▶ [Given task]: From the listing below, pull each line that includes "вибором".

Start Task inputs

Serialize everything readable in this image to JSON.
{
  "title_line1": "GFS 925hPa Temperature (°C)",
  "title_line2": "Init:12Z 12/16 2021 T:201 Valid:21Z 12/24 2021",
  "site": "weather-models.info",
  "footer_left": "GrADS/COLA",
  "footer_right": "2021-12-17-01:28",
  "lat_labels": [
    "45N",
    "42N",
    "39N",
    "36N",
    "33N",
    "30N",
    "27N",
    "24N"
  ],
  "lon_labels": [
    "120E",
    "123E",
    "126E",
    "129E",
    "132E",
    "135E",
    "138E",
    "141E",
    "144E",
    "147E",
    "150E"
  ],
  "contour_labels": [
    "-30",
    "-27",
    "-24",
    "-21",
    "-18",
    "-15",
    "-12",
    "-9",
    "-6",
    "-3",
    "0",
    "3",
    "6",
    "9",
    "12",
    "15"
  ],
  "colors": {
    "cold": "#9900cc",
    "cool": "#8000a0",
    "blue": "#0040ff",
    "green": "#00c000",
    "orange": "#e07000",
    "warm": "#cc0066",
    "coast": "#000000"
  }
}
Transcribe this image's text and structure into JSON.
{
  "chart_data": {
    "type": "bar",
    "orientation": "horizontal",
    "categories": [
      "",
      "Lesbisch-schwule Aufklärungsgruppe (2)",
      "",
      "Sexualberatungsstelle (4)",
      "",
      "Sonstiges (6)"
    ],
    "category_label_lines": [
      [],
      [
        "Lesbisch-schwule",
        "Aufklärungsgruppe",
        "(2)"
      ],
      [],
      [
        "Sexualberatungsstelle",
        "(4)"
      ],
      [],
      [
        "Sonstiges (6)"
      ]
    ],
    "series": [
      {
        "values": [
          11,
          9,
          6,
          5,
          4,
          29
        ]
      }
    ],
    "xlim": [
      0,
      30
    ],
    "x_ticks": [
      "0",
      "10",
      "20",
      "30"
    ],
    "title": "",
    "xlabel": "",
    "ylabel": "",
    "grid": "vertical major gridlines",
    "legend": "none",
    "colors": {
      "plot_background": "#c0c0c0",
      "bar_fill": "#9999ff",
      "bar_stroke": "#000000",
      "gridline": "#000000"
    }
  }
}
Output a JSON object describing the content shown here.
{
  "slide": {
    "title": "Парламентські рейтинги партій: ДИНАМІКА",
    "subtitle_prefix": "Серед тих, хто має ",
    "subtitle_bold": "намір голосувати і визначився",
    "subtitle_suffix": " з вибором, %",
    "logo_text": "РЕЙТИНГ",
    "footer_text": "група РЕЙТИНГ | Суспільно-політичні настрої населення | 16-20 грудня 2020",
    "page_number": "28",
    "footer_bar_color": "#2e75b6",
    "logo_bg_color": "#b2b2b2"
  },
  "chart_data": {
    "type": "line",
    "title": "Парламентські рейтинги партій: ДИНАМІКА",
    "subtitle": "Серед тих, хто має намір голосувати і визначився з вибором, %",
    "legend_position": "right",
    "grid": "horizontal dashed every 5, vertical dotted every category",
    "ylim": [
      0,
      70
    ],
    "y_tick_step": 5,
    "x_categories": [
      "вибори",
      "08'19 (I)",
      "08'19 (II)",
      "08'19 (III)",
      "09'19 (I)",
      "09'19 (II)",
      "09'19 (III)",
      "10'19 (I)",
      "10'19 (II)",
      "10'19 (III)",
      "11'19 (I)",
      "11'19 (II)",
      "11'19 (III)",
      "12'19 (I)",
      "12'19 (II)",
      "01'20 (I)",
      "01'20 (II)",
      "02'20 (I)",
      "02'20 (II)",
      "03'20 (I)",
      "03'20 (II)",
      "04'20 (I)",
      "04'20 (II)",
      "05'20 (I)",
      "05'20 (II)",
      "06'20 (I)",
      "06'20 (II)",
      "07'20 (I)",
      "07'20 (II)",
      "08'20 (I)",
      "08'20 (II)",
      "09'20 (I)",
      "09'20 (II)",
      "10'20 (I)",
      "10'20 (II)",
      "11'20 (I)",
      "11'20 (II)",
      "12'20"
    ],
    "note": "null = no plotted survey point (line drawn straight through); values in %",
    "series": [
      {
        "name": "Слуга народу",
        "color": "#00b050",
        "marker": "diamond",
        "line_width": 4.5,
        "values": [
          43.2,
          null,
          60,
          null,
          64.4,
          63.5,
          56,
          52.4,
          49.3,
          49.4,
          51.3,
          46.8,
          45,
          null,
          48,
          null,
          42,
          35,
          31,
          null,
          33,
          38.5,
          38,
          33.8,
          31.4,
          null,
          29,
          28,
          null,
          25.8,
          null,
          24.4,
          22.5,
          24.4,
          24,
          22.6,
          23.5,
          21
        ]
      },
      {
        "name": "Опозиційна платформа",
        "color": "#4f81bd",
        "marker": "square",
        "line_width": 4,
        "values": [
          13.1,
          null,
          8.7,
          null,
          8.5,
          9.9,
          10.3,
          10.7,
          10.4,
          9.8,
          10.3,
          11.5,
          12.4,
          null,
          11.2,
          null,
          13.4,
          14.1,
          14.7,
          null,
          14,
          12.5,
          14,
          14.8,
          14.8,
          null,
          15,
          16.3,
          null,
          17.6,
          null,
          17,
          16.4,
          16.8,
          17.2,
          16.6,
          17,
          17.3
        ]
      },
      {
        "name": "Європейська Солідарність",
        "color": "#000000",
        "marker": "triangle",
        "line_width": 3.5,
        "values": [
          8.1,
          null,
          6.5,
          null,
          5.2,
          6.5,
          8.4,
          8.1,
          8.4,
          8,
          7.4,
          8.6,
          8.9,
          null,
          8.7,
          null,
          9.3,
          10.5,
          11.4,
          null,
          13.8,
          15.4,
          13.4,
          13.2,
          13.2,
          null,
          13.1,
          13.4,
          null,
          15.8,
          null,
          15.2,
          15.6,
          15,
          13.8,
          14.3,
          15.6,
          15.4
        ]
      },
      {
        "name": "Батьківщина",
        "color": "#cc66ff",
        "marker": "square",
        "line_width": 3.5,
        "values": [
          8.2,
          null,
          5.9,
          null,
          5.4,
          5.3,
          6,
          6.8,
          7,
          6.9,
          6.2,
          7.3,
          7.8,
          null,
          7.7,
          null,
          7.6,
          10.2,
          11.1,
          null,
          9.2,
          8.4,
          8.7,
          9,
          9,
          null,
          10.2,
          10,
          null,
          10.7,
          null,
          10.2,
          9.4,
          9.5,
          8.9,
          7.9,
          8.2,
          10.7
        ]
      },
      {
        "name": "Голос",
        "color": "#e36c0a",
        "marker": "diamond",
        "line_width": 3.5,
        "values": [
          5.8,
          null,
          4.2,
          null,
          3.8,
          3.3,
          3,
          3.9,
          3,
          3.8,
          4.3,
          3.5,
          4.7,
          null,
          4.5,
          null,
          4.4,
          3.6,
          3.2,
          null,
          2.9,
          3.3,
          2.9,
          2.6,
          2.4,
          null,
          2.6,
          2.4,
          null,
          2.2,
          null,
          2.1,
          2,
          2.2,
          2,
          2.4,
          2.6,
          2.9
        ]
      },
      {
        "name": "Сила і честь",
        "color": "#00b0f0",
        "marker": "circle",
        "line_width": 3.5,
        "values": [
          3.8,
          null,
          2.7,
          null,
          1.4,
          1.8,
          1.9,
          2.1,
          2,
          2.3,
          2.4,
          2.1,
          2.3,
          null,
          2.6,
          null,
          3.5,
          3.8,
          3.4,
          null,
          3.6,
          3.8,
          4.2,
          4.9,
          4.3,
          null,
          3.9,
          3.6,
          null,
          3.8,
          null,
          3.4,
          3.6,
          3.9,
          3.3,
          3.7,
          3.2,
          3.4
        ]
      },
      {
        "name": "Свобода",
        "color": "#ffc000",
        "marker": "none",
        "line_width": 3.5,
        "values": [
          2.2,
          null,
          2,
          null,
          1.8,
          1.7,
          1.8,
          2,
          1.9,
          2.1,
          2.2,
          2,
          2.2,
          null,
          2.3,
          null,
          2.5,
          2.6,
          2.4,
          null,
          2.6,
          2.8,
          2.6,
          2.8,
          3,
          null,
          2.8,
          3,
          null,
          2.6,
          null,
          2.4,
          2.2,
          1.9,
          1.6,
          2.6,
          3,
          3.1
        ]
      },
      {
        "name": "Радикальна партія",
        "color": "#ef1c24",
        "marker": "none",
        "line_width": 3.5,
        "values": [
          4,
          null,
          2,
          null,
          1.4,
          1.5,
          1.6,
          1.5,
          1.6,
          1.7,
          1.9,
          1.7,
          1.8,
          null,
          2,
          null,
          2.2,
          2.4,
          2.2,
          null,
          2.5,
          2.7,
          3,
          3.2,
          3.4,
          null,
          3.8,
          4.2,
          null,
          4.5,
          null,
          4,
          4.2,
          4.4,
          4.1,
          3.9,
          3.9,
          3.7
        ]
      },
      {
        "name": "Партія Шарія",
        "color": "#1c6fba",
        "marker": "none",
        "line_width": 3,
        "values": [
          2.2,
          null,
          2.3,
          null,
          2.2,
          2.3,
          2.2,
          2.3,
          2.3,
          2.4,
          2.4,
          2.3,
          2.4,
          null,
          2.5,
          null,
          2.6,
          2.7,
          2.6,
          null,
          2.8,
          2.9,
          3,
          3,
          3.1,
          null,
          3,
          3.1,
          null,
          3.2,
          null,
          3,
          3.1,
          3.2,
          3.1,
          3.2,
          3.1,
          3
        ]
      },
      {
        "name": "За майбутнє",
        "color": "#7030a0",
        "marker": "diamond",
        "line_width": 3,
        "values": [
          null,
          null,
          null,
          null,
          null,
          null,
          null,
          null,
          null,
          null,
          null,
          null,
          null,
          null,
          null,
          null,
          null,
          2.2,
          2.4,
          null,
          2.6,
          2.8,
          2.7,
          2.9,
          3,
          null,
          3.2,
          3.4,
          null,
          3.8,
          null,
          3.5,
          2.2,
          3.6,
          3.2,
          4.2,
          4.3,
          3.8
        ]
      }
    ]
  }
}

End Task inputs

▶ [Response to the task]:
    "subtitle_suffix": " з вибором, %",
    "subtitle": "Серед тих, хто має намір голосувати і визначився з вибором, %",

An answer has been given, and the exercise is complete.